PROVIDED RECORDS:

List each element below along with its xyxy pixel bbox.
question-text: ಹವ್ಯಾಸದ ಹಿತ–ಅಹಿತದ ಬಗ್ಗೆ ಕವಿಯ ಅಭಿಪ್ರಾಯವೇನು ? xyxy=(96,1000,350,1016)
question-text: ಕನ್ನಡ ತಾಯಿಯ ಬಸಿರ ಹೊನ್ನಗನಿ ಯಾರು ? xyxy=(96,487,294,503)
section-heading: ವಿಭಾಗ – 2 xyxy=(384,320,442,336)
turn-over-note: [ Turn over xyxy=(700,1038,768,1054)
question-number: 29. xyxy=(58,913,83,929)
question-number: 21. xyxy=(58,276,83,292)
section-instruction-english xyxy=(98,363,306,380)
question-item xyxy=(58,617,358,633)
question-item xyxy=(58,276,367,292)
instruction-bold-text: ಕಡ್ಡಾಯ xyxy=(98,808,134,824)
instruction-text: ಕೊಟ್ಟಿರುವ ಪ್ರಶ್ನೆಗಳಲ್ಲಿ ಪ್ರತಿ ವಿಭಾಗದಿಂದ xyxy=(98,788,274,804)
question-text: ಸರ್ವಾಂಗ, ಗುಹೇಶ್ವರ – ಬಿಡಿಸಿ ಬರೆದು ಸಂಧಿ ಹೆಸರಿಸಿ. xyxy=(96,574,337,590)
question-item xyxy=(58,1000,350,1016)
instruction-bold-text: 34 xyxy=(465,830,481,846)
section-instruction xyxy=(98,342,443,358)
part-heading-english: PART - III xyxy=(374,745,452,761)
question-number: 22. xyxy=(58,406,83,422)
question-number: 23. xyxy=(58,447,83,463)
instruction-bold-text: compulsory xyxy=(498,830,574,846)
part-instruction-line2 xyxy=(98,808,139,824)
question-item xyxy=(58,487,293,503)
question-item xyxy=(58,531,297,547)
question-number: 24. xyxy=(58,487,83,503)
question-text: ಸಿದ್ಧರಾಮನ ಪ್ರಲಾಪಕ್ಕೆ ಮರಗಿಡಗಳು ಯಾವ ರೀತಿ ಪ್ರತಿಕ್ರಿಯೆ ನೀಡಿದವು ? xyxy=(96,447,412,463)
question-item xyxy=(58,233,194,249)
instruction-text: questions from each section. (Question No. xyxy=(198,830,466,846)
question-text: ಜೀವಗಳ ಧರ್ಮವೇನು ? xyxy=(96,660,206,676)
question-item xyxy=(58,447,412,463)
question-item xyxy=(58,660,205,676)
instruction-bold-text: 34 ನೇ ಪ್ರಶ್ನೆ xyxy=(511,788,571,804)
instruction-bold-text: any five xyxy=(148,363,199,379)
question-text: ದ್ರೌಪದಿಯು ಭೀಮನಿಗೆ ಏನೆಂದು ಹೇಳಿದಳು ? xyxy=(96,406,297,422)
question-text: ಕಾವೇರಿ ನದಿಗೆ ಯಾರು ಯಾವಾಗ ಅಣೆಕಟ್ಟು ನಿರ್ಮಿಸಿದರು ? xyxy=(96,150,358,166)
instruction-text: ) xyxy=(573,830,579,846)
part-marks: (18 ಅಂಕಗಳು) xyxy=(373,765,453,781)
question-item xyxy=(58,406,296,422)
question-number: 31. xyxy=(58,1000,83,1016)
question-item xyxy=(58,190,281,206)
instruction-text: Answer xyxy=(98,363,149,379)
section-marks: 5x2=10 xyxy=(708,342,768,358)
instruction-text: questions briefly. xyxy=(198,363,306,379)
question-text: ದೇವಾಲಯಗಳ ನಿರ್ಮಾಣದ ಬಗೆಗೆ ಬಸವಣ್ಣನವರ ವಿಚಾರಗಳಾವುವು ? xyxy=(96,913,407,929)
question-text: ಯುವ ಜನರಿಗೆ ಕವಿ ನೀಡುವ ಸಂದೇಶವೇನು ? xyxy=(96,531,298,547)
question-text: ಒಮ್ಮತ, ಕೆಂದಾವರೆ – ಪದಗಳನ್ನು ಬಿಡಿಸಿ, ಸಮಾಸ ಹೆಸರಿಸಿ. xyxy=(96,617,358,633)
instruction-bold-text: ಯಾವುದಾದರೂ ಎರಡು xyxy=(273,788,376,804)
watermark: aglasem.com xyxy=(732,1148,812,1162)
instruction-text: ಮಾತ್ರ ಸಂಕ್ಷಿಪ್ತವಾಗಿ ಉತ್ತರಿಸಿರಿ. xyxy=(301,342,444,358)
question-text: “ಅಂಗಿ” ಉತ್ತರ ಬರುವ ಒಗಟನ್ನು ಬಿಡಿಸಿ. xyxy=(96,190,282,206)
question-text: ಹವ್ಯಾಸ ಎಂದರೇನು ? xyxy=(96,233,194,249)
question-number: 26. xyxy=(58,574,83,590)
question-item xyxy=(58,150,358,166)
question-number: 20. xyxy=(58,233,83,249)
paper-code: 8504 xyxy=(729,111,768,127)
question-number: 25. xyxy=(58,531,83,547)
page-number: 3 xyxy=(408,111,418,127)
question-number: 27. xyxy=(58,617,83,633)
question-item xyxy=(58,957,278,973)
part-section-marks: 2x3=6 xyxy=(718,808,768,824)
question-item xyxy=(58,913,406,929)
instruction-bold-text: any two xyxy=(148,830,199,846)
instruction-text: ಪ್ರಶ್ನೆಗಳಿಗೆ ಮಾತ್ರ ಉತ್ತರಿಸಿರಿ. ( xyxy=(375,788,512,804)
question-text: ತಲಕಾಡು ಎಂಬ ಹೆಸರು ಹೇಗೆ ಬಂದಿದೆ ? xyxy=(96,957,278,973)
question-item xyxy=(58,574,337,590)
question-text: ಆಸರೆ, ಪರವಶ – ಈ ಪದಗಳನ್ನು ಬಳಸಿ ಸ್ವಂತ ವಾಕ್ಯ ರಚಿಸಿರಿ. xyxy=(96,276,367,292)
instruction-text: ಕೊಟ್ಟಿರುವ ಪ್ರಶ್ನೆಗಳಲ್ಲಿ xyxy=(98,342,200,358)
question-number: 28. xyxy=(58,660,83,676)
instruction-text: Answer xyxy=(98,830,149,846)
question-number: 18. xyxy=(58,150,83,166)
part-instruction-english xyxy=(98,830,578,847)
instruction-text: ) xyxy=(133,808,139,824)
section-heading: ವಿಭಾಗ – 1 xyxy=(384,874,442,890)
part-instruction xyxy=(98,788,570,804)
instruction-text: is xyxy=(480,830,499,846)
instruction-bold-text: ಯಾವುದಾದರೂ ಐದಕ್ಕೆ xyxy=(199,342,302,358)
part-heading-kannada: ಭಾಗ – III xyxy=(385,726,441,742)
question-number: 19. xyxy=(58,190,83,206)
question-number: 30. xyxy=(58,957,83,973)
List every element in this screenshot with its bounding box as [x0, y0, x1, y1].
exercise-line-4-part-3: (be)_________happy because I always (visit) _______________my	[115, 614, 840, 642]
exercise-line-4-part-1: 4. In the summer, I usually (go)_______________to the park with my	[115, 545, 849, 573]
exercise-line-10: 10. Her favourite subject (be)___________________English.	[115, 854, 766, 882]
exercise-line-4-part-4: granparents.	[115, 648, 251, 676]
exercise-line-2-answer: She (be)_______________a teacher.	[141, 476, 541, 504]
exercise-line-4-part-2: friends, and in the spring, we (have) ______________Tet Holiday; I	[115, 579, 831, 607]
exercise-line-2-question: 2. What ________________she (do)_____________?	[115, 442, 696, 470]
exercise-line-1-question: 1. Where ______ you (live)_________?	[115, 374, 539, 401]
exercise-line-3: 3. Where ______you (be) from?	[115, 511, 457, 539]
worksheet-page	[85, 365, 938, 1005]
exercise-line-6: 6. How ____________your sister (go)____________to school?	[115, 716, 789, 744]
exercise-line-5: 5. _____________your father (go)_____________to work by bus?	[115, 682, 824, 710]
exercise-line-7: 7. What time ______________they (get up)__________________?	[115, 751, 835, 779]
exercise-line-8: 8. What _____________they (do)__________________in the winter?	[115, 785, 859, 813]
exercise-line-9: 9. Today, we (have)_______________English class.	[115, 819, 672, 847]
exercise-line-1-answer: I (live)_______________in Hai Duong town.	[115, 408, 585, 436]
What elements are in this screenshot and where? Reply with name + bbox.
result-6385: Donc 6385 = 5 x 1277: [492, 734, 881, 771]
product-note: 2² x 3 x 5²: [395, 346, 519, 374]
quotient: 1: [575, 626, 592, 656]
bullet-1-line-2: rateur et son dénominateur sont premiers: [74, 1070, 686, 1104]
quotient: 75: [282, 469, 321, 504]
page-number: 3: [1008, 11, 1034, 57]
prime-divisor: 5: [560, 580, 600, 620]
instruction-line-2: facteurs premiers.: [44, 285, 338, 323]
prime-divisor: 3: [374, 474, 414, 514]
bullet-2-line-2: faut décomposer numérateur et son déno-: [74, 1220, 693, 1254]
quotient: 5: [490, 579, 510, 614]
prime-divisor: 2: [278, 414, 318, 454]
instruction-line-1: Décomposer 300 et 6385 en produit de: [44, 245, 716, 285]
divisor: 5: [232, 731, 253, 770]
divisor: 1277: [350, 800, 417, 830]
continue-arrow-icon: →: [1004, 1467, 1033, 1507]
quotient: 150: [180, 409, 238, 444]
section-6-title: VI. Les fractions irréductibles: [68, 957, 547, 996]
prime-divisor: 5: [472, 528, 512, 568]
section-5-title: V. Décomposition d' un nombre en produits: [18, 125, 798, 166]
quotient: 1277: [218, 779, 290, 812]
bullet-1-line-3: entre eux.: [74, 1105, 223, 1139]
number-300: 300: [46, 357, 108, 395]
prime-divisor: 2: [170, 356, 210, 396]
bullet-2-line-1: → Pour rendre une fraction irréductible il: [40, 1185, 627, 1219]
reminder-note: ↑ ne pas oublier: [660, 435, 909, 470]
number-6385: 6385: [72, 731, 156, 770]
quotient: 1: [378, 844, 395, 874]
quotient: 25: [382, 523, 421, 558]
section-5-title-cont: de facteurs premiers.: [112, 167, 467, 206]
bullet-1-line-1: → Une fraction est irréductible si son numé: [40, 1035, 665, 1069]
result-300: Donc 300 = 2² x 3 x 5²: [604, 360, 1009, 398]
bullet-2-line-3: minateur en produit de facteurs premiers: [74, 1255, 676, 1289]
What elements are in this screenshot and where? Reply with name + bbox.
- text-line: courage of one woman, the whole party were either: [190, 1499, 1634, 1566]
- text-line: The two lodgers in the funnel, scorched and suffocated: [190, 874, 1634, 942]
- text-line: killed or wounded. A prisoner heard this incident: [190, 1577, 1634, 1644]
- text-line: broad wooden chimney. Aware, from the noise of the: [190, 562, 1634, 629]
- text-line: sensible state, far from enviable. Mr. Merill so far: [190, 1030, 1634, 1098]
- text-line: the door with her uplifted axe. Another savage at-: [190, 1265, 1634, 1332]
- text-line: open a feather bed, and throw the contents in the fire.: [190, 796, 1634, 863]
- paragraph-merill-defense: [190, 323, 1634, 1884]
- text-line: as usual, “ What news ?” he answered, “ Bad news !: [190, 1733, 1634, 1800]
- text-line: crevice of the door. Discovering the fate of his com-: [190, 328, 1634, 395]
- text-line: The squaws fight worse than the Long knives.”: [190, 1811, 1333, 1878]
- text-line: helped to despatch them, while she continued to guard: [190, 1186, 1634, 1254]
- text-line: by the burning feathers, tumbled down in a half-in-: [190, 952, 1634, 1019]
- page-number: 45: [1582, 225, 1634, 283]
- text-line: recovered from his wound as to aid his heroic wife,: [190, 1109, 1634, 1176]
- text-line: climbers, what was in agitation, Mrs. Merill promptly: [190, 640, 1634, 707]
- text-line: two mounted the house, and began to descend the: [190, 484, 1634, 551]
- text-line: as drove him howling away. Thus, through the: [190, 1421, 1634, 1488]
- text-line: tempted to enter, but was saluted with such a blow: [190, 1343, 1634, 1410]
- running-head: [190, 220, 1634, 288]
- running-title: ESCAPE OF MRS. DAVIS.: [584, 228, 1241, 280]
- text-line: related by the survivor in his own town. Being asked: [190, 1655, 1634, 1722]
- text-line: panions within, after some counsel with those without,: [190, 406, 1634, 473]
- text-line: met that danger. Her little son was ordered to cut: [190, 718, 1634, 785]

TASK: Rewrite the rows from the first one through the one containing "section-instruction-english xyxy=(98,363,306,380)", changing "question-number" to "item-number" and leaving everything else unchanged.

CORRECT RESULT:
List each element below along with its xyxy pixel bbox.
question-text: ಹವ್ಯಾಸದ ಹಿತ–ಅಹಿತದ ಬಗ್ಗೆ ಕವಿಯ ಅಭಿಪ್ರಾಯವೇನು ? xyxy=(96,1000,350,1016)
question-text: ಕನ್ನಡ ತಾಯಿಯ ಬಸಿರ ಹೊನ್ನಗನಿ ಯಾರು ? xyxy=(96,487,294,503)
section-heading: ವಿಭಾಗ – 2 xyxy=(384,320,442,336)
turn-over-note: [ Turn over xyxy=(700,1038,768,1054)
item-number: 29. xyxy=(58,913,83,929)
item-number: 21. xyxy=(58,276,83,292)
section-instruction-english xyxy=(98,363,306,380)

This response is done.